[Data extracted from a collection]
________________

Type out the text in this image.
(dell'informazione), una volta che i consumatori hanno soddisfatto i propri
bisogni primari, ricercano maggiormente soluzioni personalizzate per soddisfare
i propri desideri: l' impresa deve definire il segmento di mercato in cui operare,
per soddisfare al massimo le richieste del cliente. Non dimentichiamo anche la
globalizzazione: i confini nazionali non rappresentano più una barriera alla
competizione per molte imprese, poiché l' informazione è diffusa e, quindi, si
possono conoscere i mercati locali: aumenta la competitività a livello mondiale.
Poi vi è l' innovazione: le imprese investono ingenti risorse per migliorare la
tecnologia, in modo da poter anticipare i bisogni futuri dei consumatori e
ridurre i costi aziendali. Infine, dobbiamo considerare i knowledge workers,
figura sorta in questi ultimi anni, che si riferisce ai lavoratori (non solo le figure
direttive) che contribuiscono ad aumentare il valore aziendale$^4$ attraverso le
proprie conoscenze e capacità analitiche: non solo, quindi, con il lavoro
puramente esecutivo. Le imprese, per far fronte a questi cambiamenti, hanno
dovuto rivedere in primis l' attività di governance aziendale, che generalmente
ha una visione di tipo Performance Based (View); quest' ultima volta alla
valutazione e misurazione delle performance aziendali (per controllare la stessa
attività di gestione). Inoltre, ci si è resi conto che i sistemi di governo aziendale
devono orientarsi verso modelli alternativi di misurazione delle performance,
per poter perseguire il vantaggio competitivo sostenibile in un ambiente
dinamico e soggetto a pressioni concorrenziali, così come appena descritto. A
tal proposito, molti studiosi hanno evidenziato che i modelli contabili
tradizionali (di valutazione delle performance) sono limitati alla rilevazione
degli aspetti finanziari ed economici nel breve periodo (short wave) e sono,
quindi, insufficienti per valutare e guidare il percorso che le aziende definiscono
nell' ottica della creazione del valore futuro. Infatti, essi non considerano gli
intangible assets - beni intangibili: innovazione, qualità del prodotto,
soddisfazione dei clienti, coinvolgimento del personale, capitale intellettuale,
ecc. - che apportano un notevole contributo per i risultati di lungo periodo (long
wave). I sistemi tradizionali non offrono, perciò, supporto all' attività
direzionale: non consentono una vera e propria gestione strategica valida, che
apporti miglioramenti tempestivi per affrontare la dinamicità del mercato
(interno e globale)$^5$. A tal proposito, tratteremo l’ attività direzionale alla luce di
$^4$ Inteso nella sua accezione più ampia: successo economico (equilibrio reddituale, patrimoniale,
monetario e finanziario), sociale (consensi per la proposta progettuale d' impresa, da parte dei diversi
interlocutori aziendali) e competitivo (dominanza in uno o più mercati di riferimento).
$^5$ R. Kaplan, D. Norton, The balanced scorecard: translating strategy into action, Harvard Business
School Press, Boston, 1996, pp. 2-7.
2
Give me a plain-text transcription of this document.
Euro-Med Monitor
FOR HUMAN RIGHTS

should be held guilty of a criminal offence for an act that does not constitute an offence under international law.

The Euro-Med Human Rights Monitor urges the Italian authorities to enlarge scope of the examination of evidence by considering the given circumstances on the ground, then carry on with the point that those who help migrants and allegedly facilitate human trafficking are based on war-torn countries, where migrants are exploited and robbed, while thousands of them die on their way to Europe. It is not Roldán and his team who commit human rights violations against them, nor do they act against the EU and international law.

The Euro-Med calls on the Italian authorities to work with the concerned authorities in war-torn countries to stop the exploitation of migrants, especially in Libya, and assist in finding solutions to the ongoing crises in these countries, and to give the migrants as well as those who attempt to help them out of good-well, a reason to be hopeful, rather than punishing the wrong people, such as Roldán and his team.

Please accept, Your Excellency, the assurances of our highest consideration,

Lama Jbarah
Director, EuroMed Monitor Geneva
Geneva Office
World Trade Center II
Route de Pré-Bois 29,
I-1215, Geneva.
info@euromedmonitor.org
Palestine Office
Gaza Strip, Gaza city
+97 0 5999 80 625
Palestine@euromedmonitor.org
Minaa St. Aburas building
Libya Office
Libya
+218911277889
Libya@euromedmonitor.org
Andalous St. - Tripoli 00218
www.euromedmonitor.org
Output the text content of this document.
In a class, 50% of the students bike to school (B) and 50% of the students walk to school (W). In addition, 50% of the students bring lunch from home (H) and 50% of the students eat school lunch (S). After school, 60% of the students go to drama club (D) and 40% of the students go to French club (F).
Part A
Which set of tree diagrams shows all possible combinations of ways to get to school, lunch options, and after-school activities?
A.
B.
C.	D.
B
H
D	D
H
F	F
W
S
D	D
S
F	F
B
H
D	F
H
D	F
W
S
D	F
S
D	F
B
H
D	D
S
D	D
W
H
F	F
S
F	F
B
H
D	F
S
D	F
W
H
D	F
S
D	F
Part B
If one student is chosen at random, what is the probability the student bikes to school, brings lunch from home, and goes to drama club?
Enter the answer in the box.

________________

Stated task. Exact copies of all the records are required.

Worked answer.
Type out the text in this image.
(dell'informazione), una volta che i consumatori hanno soddisfatto i propri
bisogni primari, ricercano maggiormente soluzioni personalizzate per soddisfare
i propri desideri: l' impresa deve definire il segmento di mercato in cui operare,
per soddisfare al massimo le richieste del cliente. Non dimentichiamo anche la
globalizzazione: i confini nazionali non rappresentano più una barriera alla
competizione per molte imprese, poiché l' informazione è diffusa e, quindi, si
possono conoscere i mercati locali: aumenta la competitività a livello mondiale.
Poi vi è l' innovazione: le imprese investono ingenti risorse per migliorare la
tecnologia, in modo da poter anticipare i bisogni futuri dei consumatori e
ridurre i costi aziendali. Infine, dobbiamo considerare i knowledge workers,
figura sorta in questi ultimi anni, che si riferisce ai lavoratori (non solo le figure
direttive) che contribuiscono ad aumentare il valore aziendale$^4$ attraverso le
proprie conoscenze e capacità analitiche: non solo, quindi, con il lavoro
puramente esecutivo. Le imprese, per far fronte a questi cambiamenti, hanno
dovuto rivedere in primis l' attività di governance aziendale, che generalmente
ha una visione di tipo Performance Based (View); quest' ultima volta alla
valutazione e misurazione delle performance aziendali (per controllare la stessa
attività di gestione). Inoltre, ci si è resi conto che i sistemi di governo aziendale
devono orientarsi verso modelli alternativi di misurazione delle performance,
per poter perseguire il vantaggio competitivo sostenibile in un ambiente
dinamico e soggetto a pressioni concorrenziali, così come appena descritto. A
tal proposito, molti studiosi hanno evidenziato che i modelli contabili
tradizionali (di valutazione delle performance) sono limitati alla rilevazione
degli aspetti finanziari ed economici nel breve periodo (short wave) e sono,
quindi, insufficienti per valutare e guidare il percorso che le aziende definiscono
nell' ottica della creazione del valore futuro. Infatti, essi non considerano gli
intangible assets - beni intangibili: innovazione, qualità del prodotto,
soddisfazione dei clienti, coinvolgimento del personale, capitale intellettuale,
ecc. - che apportano un notevole contributo per i risultati di lungo periodo (long
wave). I sistemi tradizionali non offrono, perciò, supporto all' attività
direzionale: non consentono una vera e propria gestione strategica valida, che
apporti miglioramenti tempestivi per affrontare la dinamicità del mercato
(interno e globale)$^5$. A tal proposito, tratteremo l’ attività direzionale alla luce di
$^4$ Inteso nella sua accezione più ampia: successo economico (equilibrio reddituale, patrimoniale,
monetario e finanziario), sociale (consensi per la proposta progettuale d' impresa, da parte dei diversi
interlocutori aziendali) e competitivo (dominanza in uno o più mercati di riferimento).
$^5$ R. Kaplan, D. Norton, The balanced scorecard: translating strategy into action, Harvard Business
School Press, Boston, 1996, pp. 2-7.
2
Give me a plain-text transcription of this document.
Euro-Med Monitor
FOR HUMAN RIGHTS

should be held guilty of a criminal offence for an act that does not constitute an offence under international law.

The Euro-Med Human Rights Monitor urges the Italian authorities to enlarge scope of the examination of evidence by considering the given circumstances on the ground, then carry on with the point that those who help migrants and allegedly facilitate human trafficking are based on war-torn countries, where migrants are exploited and robbed, while thousands of them die on their way to Europe. It is not Roldán and his team who commit human rights violations against them, nor do they act against the EU and international law.

The Euro-Med calls on the Italian authorities to work with the concerned authorities in war-torn countries to stop the exploitation of migrants, especially in Libya, and assist in finding solutions to the ongoing crises in these countries, and to give the migrants as well as those who attempt to help them out of good-well, a reason to be hopeful, rather than punishing the wrong people, such as Roldán and his team.

Please accept, Your Excellency, the assurances of our highest consideration,

Lama Jbarah
Director, EuroMed Monitor Geneva
Geneva Office
World Trade Center II
Route de Pré-Bois 29,
I-1215, Geneva.
info@euromedmonitor.org
Palestine Office
Gaza Strip, Gaza city
+97 0 5999 80 625
Palestine@euromedmonitor.org
Minaa St. Aburas building
Libya Office
Libya
+218911277889
Libya@euromedmonitor.org
Andalous St. - Tripoli 00218
www.euromedmonitor.org
Output the text content of this document.
In a class, 50% of the students bike to school (B) and 50% of the students walk to school (W). In addition, 50% of the students bring lunch from home (H) and 50% of the students eat school lunch (S). After school, 60% of the students go to drama club (D) and 40% of the students go to French club (F).
Part A
Which set of tree diagrams shows all possible combinations of ways to get to school, lunch options, and after-school activities?
A.
B.
C.	D.
B
H
D	D
H
F	F
W
S
D	D
S
F	F
B
H
D	F
H
D	F
W
S
D	F
S
D	F
B
H
D	D
S
D	D
W
H
F	F
S
F	F
B
H
D	F
S
D	F
W
H
D	F
S
D	F
Part B
If one student is chosen at random, what is the probability the student bikes to school, brings lunch from home, and goes to drama club?
Enter the answer in the box.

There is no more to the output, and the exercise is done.